SELECTED TEXT:
^^^^^^^^
Concentrated solar power systems are divided into:

  • concentrated solar thermal (CST)
  • concentrated photovoltaics (CPV)
  • concentrating photovoltaics and thermal (CPT)

Concentrated solar thermal (CST) is used to produce renewable heat or electricity (generally, in the latter case, through steam). CST systems use lenses or mirrors and tracking systems to focus a large area of sunlight onto a small area. The concentrated light is then used as heat or as a heat source for a conventional power plant (solar thermoelectricity).[2]

Concentrated photovoltaics (CPV) systems employ sunlight concentrated onto photovoltaic surfaces for the purpose of electrical power production. Solar concentrators of all varieties may be used, and these are often mounted on a solar tracker in order to keep the focal point upon the cell as the Sun moves across the sky.[3]

Concentrating Photovoltaics and Thermal (CPVT) technology produces both electricity and thermal heat in the same module. Thermal heat that can be employed for hot tap water, heating and heat-powered air conditioning (solar cooling), desalination or solar process heat.[4].
^^^^^^^^
WORK INSTRUCTIONS:
a: Rewrite the paragraph of the concentrated solar power text that begins "Concentrated solar thermal (CST) is used" as a short bulleted list that keeps its main facts.
b: Decide whether each statement agrees with the concentrated solar power text. Answer yes or no, and quote the words from the text that decide it.
(i) Concentrated photovoltaics systems are often mounted on a solar tracker.
(ii) Concentrated solar thermal systems generally produce electricity without steam.
(iii) CPVT technology produces electricity and thermal heat in the same module.
c: According to the concentrated solar power text, why are the concentrators in CPV systems often mounted on a solar tracker?
The items that come next are separate material, unrelated to the text on concentrated solar power.

RECORD SET:
^^^^^^^^
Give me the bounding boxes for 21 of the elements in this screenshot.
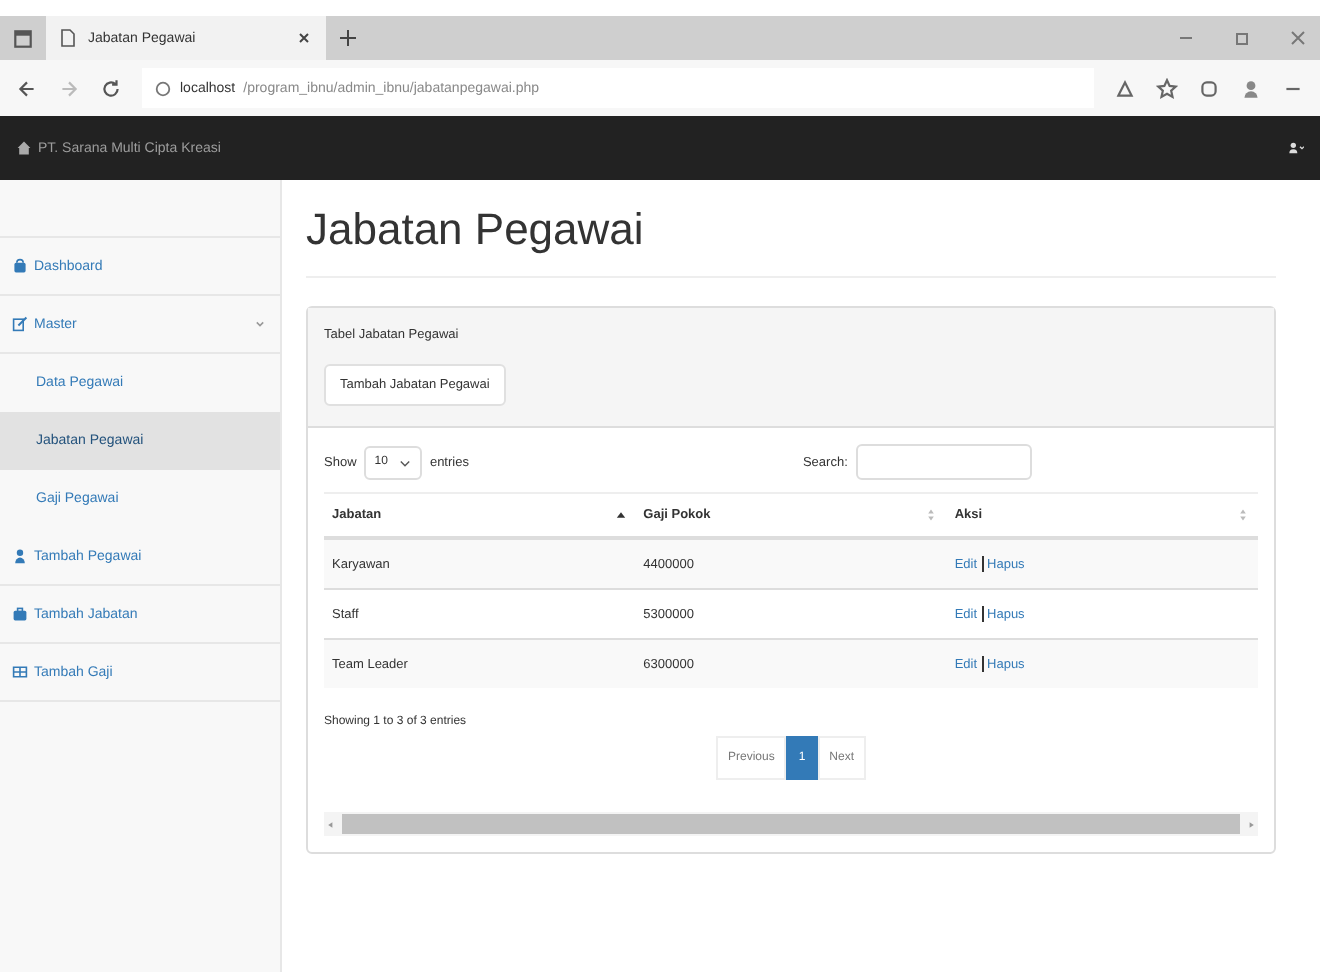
search-field[interactable] [855,444,1032,480]
user-icon [12,548,28,564]
restore-icon[interactable] [1232,28,1252,48]
briefcase-icon [12,606,28,622]
refresh-icon[interactable] [100,77,122,99]
tab-list-icon[interactable] [12,27,34,49]
home-icon [16,140,32,156]
scroll-left-icon[interactable] [324,817,338,831]
page-icon [58,28,78,48]
back-icon[interactable] [16,77,38,99]
close-icon[interactable] [294,28,314,48]
user-icon[interactable] [1288,140,1304,156]
horizontal-scrollbar[interactable] [324,812,1258,836]
star-icon[interactable] [1156,77,1178,99]
new-tab-icon[interactable] [338,28,358,48]
scroll-right-icon[interactable] [1244,817,1258,831]
profile-icon[interactable] [1240,77,1262,99]
page-title: Jabatan Pegawai [306,204,1276,278]
caret-icon [397,455,412,469]
table-icon [12,664,28,680]
edit-icon [12,316,28,332]
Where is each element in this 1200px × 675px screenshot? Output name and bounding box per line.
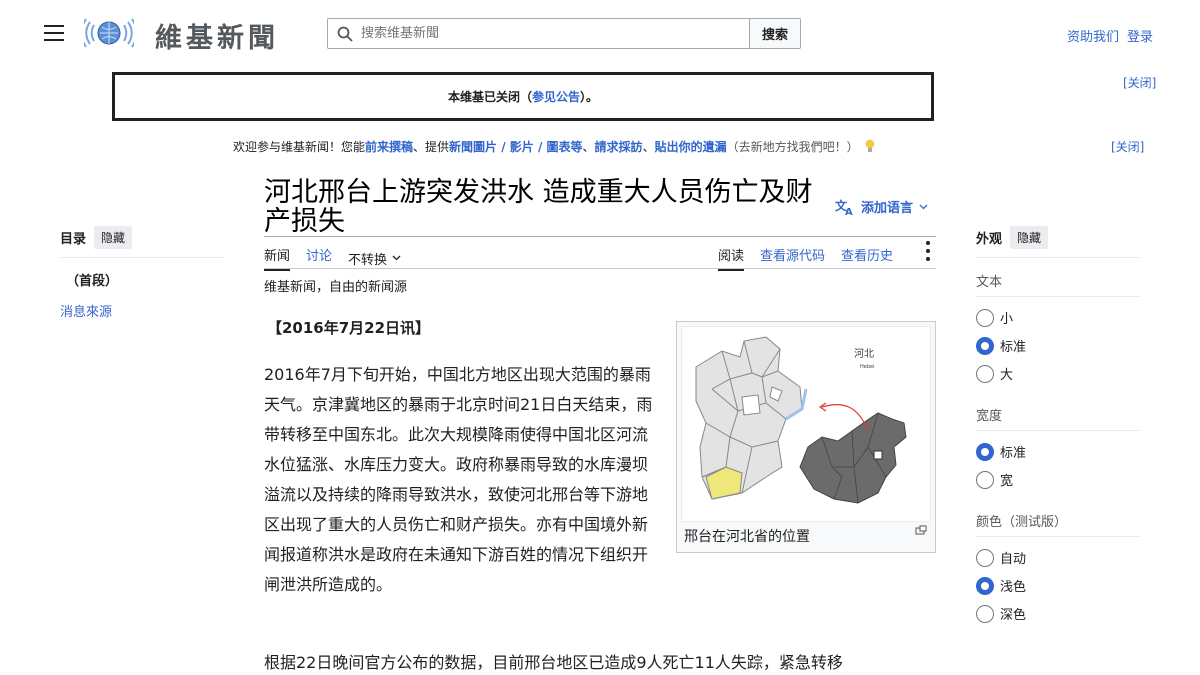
^^^^^^^^
RESULTS IN ORDER:
a:
- CST produces renewable heat or electricity, usually generating electricity through steam.
- It uses lenses or mirrors and tracking systems to focus a large area of sunlight onto a small area.
- The concentrated light serves as heat or as a heat source for a conventional power plant (solar thermoelectricity).

b:
(i) Yes: "these are often mounted on a solar tracker"
(ii) No: "generally, in the latter case, through steam"
(iii) Yes: "produces both electricity and thermal heat in the same module"

c: They are mounted on a solar tracker to keep the focal point on the photovoltaic surface as the Sun moves across the sky.